To do
Copy, from the entries below, each line where the word "depuis" can be found.

Given information

↓

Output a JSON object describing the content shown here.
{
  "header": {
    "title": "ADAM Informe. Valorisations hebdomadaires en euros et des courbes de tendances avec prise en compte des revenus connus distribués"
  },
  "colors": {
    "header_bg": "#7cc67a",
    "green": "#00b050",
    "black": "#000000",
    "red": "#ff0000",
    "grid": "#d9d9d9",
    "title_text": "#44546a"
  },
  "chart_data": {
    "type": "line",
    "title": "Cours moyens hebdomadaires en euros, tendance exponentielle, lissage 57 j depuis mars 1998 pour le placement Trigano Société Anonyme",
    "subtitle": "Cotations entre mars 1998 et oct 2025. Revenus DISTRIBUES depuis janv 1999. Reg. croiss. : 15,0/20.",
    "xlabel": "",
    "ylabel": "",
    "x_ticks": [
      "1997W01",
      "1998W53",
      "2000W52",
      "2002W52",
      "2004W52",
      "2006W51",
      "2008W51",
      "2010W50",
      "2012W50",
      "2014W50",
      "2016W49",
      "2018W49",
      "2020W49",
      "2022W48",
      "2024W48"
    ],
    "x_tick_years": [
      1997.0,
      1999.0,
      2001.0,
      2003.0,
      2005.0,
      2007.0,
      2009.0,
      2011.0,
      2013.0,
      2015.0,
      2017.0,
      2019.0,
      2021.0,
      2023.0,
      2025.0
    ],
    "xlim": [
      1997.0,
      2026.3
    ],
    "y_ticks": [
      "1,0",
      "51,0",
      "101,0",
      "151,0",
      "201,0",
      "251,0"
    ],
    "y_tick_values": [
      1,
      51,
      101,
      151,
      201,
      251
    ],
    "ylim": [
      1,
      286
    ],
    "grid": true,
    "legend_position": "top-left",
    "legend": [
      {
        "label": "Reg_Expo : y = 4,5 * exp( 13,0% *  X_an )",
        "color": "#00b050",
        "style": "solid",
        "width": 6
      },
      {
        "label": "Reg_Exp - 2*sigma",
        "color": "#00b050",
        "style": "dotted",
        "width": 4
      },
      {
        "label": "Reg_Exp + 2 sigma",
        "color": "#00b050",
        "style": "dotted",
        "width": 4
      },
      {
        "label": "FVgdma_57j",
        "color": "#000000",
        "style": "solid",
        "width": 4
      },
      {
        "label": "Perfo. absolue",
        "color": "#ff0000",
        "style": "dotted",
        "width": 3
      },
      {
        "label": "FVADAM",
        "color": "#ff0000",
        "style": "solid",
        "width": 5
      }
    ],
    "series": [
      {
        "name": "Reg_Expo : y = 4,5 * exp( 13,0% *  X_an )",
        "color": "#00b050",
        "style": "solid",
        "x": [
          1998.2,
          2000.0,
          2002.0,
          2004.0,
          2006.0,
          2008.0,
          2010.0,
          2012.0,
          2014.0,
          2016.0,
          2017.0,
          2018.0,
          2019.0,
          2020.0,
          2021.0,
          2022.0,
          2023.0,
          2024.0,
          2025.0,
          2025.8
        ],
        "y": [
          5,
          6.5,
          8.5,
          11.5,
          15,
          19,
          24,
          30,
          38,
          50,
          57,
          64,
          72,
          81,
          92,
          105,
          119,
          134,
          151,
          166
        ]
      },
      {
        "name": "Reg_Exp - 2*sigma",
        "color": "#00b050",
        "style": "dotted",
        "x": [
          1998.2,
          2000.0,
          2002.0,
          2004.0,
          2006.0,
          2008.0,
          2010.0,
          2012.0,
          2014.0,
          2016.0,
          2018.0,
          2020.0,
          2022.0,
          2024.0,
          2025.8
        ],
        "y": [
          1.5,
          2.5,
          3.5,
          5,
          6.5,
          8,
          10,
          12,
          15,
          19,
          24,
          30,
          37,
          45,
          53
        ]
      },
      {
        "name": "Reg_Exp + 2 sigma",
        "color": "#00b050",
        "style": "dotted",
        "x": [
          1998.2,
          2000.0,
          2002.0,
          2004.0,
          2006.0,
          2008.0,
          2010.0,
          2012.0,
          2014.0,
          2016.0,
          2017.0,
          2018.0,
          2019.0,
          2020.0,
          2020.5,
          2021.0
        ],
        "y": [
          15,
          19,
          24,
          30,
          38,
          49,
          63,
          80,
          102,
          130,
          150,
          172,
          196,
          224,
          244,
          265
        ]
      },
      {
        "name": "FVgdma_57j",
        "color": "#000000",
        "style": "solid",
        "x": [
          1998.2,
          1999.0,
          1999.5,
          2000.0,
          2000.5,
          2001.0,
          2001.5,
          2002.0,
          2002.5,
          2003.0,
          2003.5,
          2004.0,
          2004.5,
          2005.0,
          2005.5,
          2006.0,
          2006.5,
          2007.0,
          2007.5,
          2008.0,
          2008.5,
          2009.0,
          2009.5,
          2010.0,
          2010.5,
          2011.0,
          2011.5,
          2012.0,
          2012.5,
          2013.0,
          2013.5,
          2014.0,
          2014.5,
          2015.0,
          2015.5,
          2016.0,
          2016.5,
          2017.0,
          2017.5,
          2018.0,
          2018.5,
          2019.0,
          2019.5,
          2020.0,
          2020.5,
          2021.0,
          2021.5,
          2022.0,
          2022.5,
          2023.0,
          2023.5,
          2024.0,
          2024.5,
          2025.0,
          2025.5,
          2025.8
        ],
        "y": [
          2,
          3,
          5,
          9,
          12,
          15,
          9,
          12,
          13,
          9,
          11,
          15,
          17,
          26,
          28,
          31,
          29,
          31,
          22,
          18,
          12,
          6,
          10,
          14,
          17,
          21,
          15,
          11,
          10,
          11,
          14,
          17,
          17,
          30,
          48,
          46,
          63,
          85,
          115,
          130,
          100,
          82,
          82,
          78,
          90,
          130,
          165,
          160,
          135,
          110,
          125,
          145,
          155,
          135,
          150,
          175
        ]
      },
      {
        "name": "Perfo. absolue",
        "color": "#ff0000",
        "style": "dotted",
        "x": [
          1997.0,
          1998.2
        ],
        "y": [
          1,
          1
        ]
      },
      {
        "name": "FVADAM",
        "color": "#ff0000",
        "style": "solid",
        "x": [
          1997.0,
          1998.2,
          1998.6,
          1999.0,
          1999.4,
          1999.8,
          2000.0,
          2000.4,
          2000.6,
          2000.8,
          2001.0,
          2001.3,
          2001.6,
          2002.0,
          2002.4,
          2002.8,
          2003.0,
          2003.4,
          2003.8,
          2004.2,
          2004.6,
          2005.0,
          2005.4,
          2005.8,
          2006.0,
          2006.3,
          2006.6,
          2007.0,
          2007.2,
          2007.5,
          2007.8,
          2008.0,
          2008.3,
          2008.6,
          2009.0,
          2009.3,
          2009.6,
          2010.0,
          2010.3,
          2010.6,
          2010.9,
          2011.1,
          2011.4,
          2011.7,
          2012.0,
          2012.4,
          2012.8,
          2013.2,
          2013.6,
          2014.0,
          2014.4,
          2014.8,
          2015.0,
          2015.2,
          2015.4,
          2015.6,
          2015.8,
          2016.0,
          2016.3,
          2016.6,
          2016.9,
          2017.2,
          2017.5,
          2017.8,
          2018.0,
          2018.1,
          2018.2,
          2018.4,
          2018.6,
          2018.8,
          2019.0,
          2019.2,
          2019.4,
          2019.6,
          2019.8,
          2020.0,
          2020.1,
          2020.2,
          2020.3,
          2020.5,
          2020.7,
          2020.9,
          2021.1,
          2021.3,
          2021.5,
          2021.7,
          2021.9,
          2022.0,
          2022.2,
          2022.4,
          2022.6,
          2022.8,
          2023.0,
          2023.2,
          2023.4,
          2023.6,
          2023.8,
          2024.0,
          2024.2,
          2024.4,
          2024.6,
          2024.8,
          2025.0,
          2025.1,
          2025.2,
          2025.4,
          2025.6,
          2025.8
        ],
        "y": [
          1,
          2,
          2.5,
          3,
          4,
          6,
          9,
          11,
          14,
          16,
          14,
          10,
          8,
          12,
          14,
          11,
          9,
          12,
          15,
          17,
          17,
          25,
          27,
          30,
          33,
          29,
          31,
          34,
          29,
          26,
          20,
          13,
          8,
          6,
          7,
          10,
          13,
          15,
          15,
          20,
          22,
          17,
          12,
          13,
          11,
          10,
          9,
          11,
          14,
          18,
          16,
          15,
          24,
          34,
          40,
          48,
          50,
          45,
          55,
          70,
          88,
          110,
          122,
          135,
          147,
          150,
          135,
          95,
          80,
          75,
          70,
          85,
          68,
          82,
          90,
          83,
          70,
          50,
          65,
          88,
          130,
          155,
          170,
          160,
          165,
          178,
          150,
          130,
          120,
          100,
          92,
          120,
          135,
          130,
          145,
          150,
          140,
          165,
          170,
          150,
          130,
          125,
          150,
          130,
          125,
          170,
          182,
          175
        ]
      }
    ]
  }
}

↑

Written reply
    "title": "Cours moyens hebdomadaires en euros, tendance exponentielle, lissage 57 j depuis mars 1998 pour le placement Trigano Société Anonyme",
    "subtitle": "Cotations entre mars 1998 et oct 2025. Revenus DISTRIBUES depuis janv 1999. Reg. croiss. : 15,0/20.",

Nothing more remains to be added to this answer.